* [Task description]: Each entry here needs to be set down again exactly, please; pictures are left out.

>> BEGIN

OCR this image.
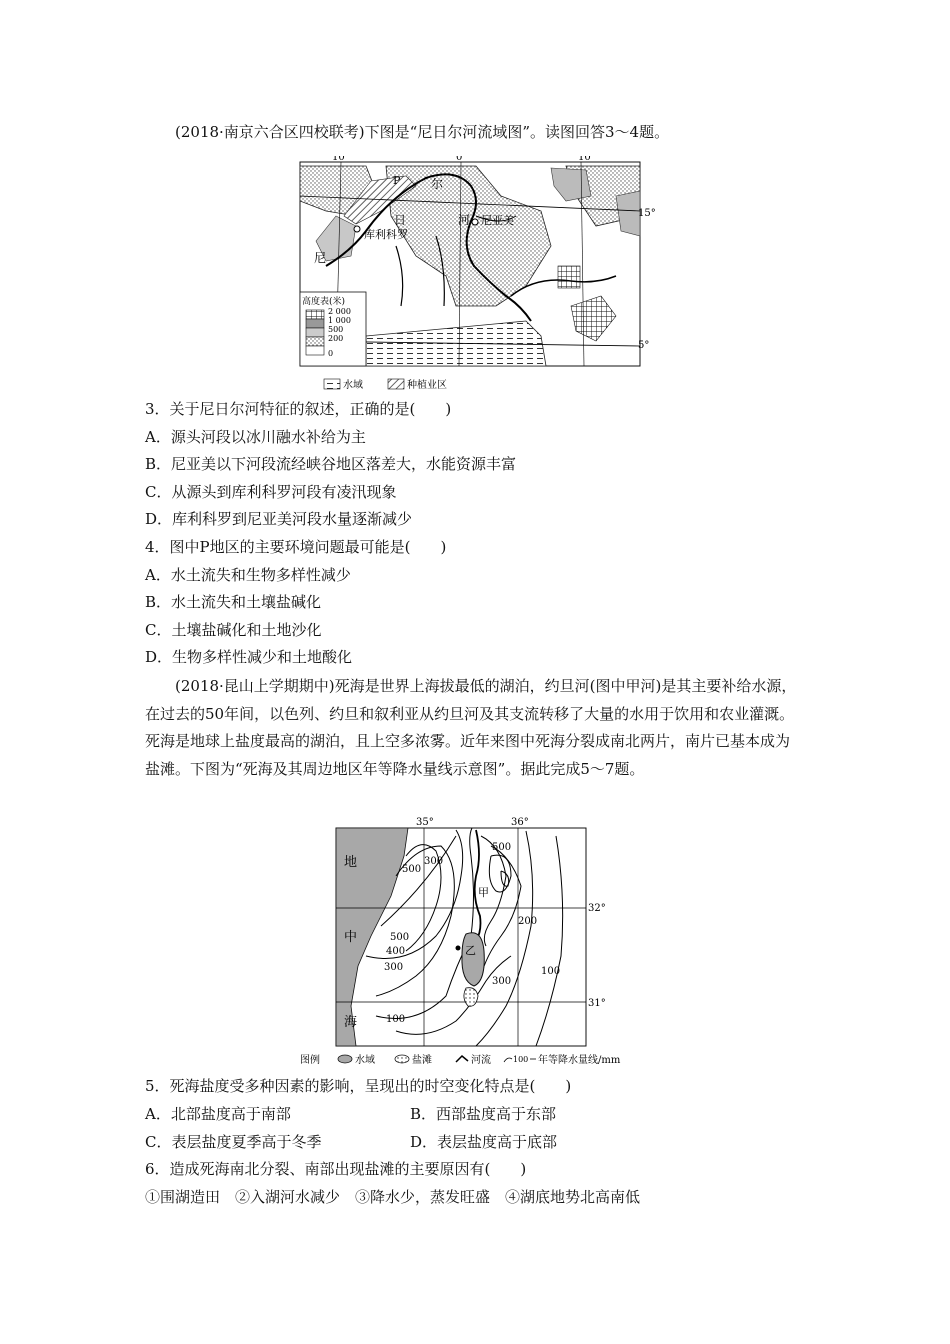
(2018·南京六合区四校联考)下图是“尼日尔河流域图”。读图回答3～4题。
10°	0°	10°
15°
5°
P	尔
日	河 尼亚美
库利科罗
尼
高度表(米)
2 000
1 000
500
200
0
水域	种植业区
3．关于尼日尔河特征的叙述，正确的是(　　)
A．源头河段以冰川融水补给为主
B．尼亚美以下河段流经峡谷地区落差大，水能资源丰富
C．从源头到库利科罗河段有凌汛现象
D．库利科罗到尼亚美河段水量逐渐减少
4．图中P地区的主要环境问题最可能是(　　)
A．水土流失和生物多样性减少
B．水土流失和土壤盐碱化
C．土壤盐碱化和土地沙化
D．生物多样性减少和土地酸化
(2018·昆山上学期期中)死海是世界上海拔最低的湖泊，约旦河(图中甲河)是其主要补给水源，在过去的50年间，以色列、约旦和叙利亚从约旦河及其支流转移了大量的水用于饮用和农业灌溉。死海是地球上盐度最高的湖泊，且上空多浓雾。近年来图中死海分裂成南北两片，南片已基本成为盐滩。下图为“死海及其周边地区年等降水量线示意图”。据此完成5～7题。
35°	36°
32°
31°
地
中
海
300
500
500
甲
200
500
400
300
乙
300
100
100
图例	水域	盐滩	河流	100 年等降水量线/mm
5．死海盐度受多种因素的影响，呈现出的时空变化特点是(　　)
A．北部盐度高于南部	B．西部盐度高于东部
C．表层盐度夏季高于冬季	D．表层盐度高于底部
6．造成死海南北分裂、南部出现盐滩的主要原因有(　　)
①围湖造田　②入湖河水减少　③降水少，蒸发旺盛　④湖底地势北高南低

>> END

* [Answer to the task]:
OCR this image.
(2018·南京六合区四校联考)下图是“尼日尔河流域图”。读图回答3～4题。
10°	0°	10°
15°
5°
P	尔
日	河 尼亚美
库利科罗
尼
高度表(米)
2 000
1 000
500
200
0
水域	种植业区
3．关于尼日尔河特征的叙述，正确的是(　　)
A．源头河段以冰川融水补给为主
B．尼亚美以下河段流经峡谷地区落差大，水能资源丰富
C．从源头到库利科罗河段有凌汛现象
D．库利科罗到尼亚美河段水量逐渐减少
4．图中P地区的主要环境问题最可能是(　　)
A．水土流失和生物多样性减少
B．水土流失和土壤盐碱化
C．土壤盐碱化和土地沙化
D．生物多样性减少和土地酸化
(2018·昆山上学期期中)死海是世界上海拔最低的湖泊，约旦河(图中甲河)是其主要补给水源，在过去的50年间，以色列、约旦和叙利亚从约旦河及其支流转移了大量的水用于饮用和农业灌溉。死海是地球上盐度最高的湖泊，且上空多浓雾。近年来图中死海分裂成南北两片，南片已基本成为盐滩。下图为“死海及其周边地区年等降水量线示意图”。据此完成5～7题。
35°	36°
32°
31°
地
中
海
300
500
500
甲
200
500
400
300
乙
300
100
100
图例	水域	盐滩	河流	100 年等降水量线/mm
5．死海盐度受多种因素的影响，呈现出的时空变化特点是(　　)
A．北部盐度高于南部	B．西部盐度高于东部
C．表层盐度夏季高于冬季	D．表层盐度高于底部
6．造成死海南北分裂、南部出现盐滩的主要原因有(　　)
①围湖造田　②入湖河水减少　③降水少，蒸发旺盛　④湖底地势北高南低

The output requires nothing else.